**Directive:**
Set out each line from the following listing that includes the word "icon".

**Listing:**
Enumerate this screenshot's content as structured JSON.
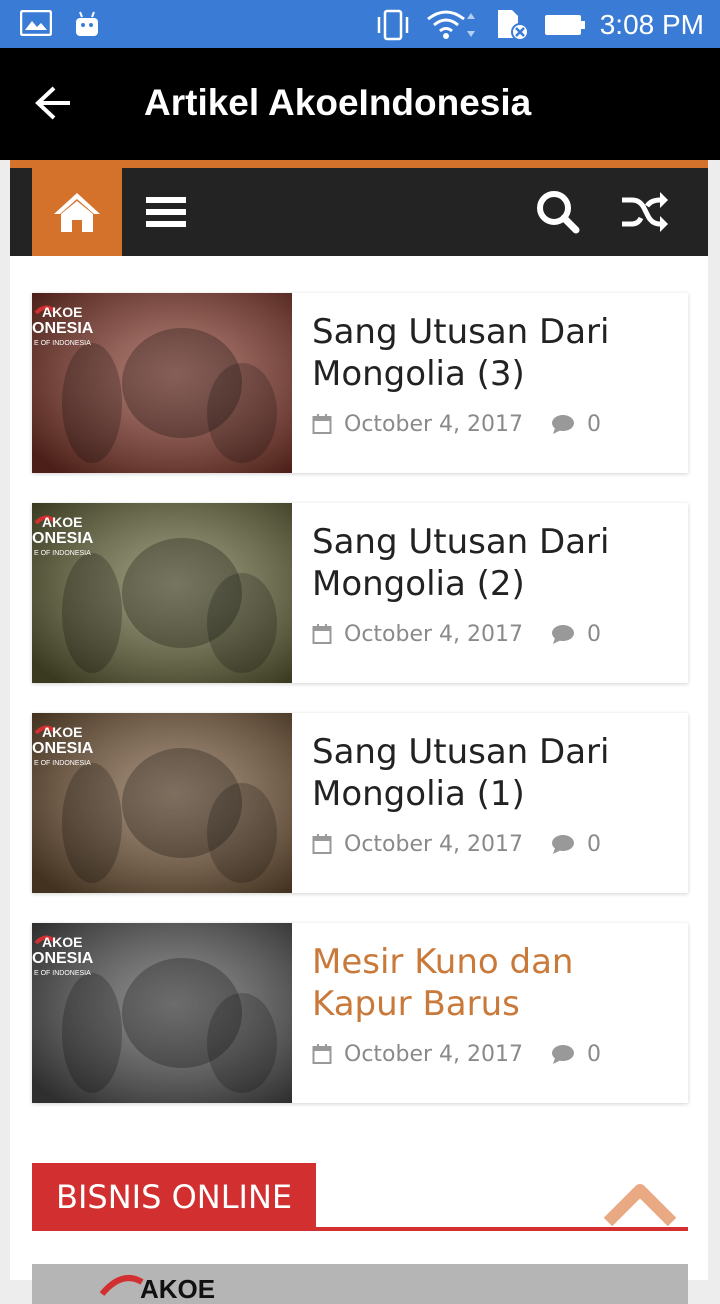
{
  "status_bar": {
    "time": "3:08 PM"
  },
  "app_bar": {
    "title": "Artikel AkoeIndonesia"
  },
  "articles": [
    {
      "title_line1": "Sang Utusan Dari",
      "title_line2": "Mongolia (3)",
      "date": "October 4, 2017",
      "comments": "0",
      "highlighted": false,
      "tint": "#8a3a2c"
    },
    {
      "title_line1": "Sang Utusan Dari",
      "title_line2": "Mongolia (2)",
      "date": "October 4, 2017",
      "comments": "0",
      "highlighted": false,
      "tint": "#6a6a3c"
    },
    {
      "title_line1": "Sang Utusan Dari",
      "title_line2": "Mongolia (1)",
      "date": "October 4, 2017",
      "comments": "0",
      "highlighted": false,
      "tint": "#7a5a3a"
    },
    {
      "title_line1": "Mesir Kuno dan",
      "title_line2": "Kapur Barus",
      "date": "October 4, 2017",
      "comments": "0",
      "highlighted": true,
      "tint": "#555555"
    }
  ],
  "thumb_logo": {
    "line1": "AKOE",
    "line2": "ONESIA",
    "tagline": "E OF INDONESIA"
  },
  "section": {
    "label": "BISNIS ONLINE"
  },
  "colors": {
    "accent_orange": "#d4722c",
    "section_red": "#d23030",
    "nav_dark": "#232323",
    "highlight_title": "#c97a3a"
  }
}
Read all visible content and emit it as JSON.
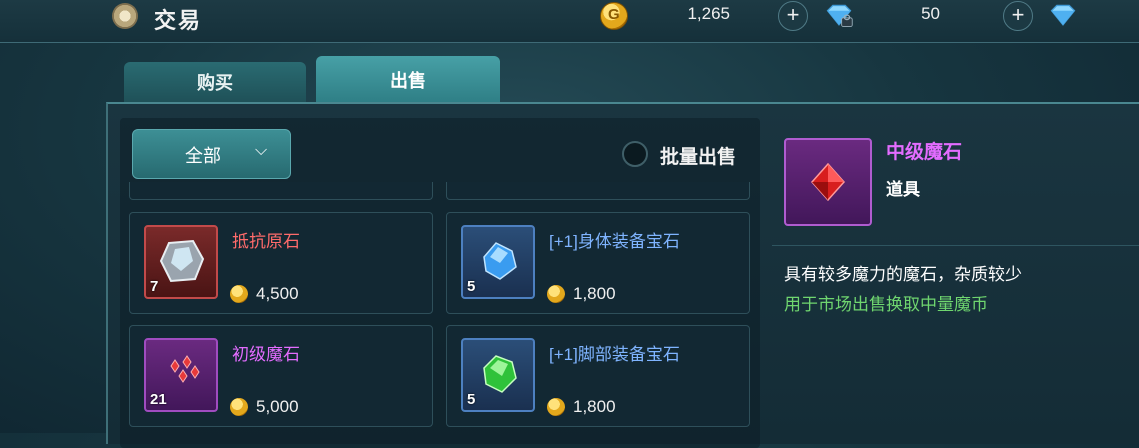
{
  "header": {
    "title": "交易",
    "gold": "1,265",
    "diamond_bound": "50",
    "plus_label": "+"
  },
  "tabs": [
    {
      "label": "购买",
      "active": false
    },
    {
      "label": "出售",
      "active": true
    }
  ],
  "filter": {
    "selected": "全部"
  },
  "bulk_sell": {
    "label": "批量出售",
    "checked": false
  },
  "items": [
    {
      "name": "抵抗原石",
      "count": "7",
      "price": "4,500",
      "name_color": "#ff6b6b",
      "rarity": "red",
      "icon": "gray-ore-icon"
    },
    {
      "name": "[+1]身体装备宝石",
      "count": "5",
      "price": "1,800",
      "name_color": "#7fb4ff",
      "rarity": "blue",
      "icon": "blue-gem-icon"
    },
    {
      "name": "初级魔石",
      "count": "21",
      "price": "5,000",
      "name_color": "#e36cff",
      "rarity": "purple",
      "icon": "red-shards-icon"
    },
    {
      "name": "[+1]脚部装备宝石",
      "count": "5",
      "price": "1,800",
      "name_color": "#7fb4ff",
      "rarity": "blue",
      "icon": "green-gem-icon"
    }
  ],
  "detail": {
    "name": "中级魔石",
    "type": "道具",
    "description": "具有较多魔力的魔石，杂质较少",
    "usage": "用于市场出售换取中量魔币",
    "icon": "red-crystal-icon"
  }
}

**Result for this task:**
      "icon": "gray-ore-icon"
      "icon": "blue-gem-icon"
      "icon": "red-shards-icon"
      "icon": "green-gem-icon"
    "icon": "red-crystal-icon"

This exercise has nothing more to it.